═══ Entries ═══

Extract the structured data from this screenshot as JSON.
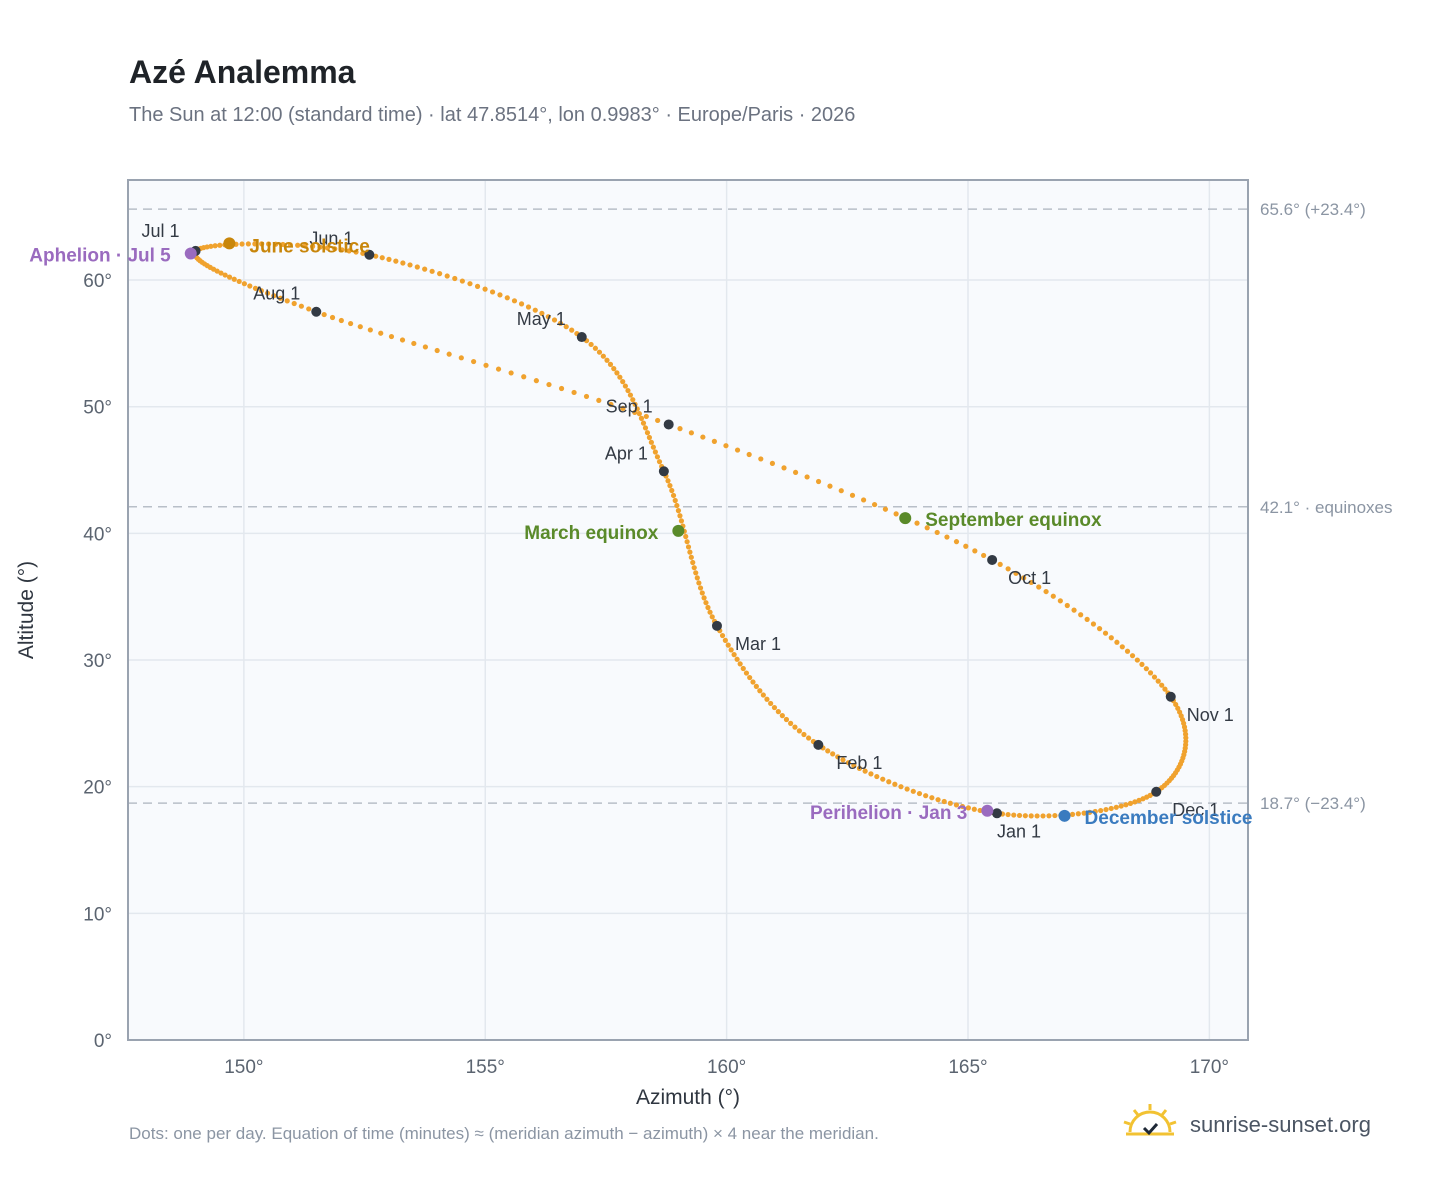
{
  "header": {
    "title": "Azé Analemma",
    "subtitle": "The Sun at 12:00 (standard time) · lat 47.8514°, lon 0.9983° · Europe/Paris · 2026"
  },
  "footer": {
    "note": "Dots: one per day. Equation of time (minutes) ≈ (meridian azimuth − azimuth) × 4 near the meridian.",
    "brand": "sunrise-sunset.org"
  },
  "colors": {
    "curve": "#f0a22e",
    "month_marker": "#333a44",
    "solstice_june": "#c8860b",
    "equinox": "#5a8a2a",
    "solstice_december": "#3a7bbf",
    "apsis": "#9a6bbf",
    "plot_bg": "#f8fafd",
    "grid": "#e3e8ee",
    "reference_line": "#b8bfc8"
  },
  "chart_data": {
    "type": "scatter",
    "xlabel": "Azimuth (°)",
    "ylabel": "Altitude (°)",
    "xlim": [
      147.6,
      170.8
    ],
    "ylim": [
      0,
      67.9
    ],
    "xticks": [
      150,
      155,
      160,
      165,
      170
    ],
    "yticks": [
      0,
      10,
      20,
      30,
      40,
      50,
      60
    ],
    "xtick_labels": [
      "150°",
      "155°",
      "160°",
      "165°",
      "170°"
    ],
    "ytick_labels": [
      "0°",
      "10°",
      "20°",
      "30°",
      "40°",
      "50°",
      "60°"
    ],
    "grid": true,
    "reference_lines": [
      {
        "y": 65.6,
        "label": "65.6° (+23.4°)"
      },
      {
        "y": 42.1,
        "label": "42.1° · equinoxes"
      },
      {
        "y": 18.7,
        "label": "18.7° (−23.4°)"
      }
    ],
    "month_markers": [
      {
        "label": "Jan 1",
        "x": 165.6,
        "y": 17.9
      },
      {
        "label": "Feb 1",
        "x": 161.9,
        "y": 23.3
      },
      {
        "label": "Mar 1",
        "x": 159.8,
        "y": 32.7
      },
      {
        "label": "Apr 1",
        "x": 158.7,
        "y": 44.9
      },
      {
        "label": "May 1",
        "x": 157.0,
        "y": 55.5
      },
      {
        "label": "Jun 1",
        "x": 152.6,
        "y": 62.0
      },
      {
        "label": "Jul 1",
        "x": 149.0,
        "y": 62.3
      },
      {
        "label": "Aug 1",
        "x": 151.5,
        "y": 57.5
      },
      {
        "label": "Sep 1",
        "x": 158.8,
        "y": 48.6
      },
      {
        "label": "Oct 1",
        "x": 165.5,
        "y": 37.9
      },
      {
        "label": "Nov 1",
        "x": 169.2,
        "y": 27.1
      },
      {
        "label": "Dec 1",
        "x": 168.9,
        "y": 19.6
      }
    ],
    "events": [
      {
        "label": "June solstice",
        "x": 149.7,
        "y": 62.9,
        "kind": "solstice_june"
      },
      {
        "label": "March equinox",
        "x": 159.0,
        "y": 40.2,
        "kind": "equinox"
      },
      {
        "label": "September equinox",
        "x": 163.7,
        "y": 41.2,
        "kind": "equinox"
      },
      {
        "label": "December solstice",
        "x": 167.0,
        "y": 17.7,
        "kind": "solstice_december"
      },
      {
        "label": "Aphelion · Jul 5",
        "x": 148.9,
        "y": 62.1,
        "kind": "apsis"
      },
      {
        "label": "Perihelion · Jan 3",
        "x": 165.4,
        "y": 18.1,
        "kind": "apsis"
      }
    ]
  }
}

═══

▶ **Exercise description**: Go through the listing above and quote it exactly, apart from its images.

▶ **Reply to the exercise**:
Extract the structured data from this screenshot as JSON.
{
  "header": {
    "title": "Azé Analemma",
    "subtitle": "The Sun at 12:00 (standard time) · lat 47.8514°, lon 0.9983° · Europe/Paris · 2026"
  },
  "footer": {
    "note": "Dots: one per day. Equation of time (minutes) ≈ (meridian azimuth − azimuth) × 4 near the meridian.",
    "brand": "sunrise-sunset.org"
  },
  "colors": {
    "curve": "#f0a22e",
    "month_marker": "#333a44",
    "solstice_june": "#c8860b",
    "equinox": "#5a8a2a",
    "solstice_december": "#3a7bbf",
    "apsis": "#9a6bbf",
    "plot_bg": "#f8fafd",
    "grid": "#e3e8ee",
    "reference_line": "#b8bfc8"
  },
  "chart_data": {
    "type": "scatter",
    "xlabel": "Azimuth (°)",
    "ylabel": "Altitude (°)",
    "xlim": [
      147.6,
      170.8
    ],
    "ylim": [
      0,
      67.9
    ],
    "xticks": [
      150,
      155,
      160,
      165,
      170
    ],
    "yticks": [
      0,
      10,
      20,
      30,
      40,
      50,
      60
    ],
    "xtick_labels": [
      "150°",
      "155°",
      "160°",
      "165°",
      "170°"
    ],
    "ytick_labels": [
      "0°",
      "10°",
      "20°",
      "30°",
      "40°",
      "50°",
      "60°"
    ],
    "grid": true,
    "reference_lines": [
      {
        "y": 65.6,
        "label": "65.6° (+23.4°)"
      },
      {
        "y": 42.1,
        "label": "42.1° · equinoxes"
      },
      {
        "y": 18.7,
        "label": "18.7° (−23.4°)"
      }
    ],
    "month_markers": [
      {
        "label": "Jan 1",
        "x": 165.6,
        "y": 17.9
      },
      {
        "label": "Feb 1",
        "x": 161.9,
        "y": 23.3
      },
      {
        "label": "Mar 1",
        "x": 159.8,
        "y": 32.7
      },
      {
        "label": "Apr 1",
        "x": 158.7,
        "y": 44.9
      },
      {
        "label": "May 1",
        "x": 157.0,
        "y": 55.5
      },
      {
        "label": "Jun 1",
        "x": 152.6,
        "y": 62.0
      },
      {
        "label": "Jul 1",
        "x": 149.0,
        "y": 62.3
      },
      {
        "label": "Aug 1",
        "x": 151.5,
        "y": 57.5
      },
      {
        "label": "Sep 1",
        "x": 158.8,
        "y": 48.6
      },
      {
        "label": "Oct 1",
        "x": 165.5,
        "y": 37.9
      },
      {
        "label": "Nov 1",
        "x": 169.2,
        "y": 27.1
      },
      {
        "label": "Dec 1",
        "x": 168.9,
        "y": 19.6
      }
    ],
    "events": [
      {
        "label": "June solstice",
        "x": 149.7,
        "y": 62.9,
        "kind": "solstice_june"
      },
      {
        "label": "March equinox",
        "x": 159.0,
        "y": 40.2,
        "kind": "equinox"
      },
      {
        "label": "September equinox",
        "x": 163.7,
        "y": 41.2,
        "kind": "equinox"
      },
      {
        "label": "December solstice",
        "x": 167.0,
        "y": 17.7,
        "kind": "solstice_december"
      },
      {
        "label": "Aphelion · Jul 5",
        "x": 148.9,
        "y": 62.1,
        "kind": "apsis"
      },
      {
        "label": "Perihelion · Jan 3",
        "x": 165.4,
        "y": 18.1,
        "kind": "apsis"
      }
    ]
  }
}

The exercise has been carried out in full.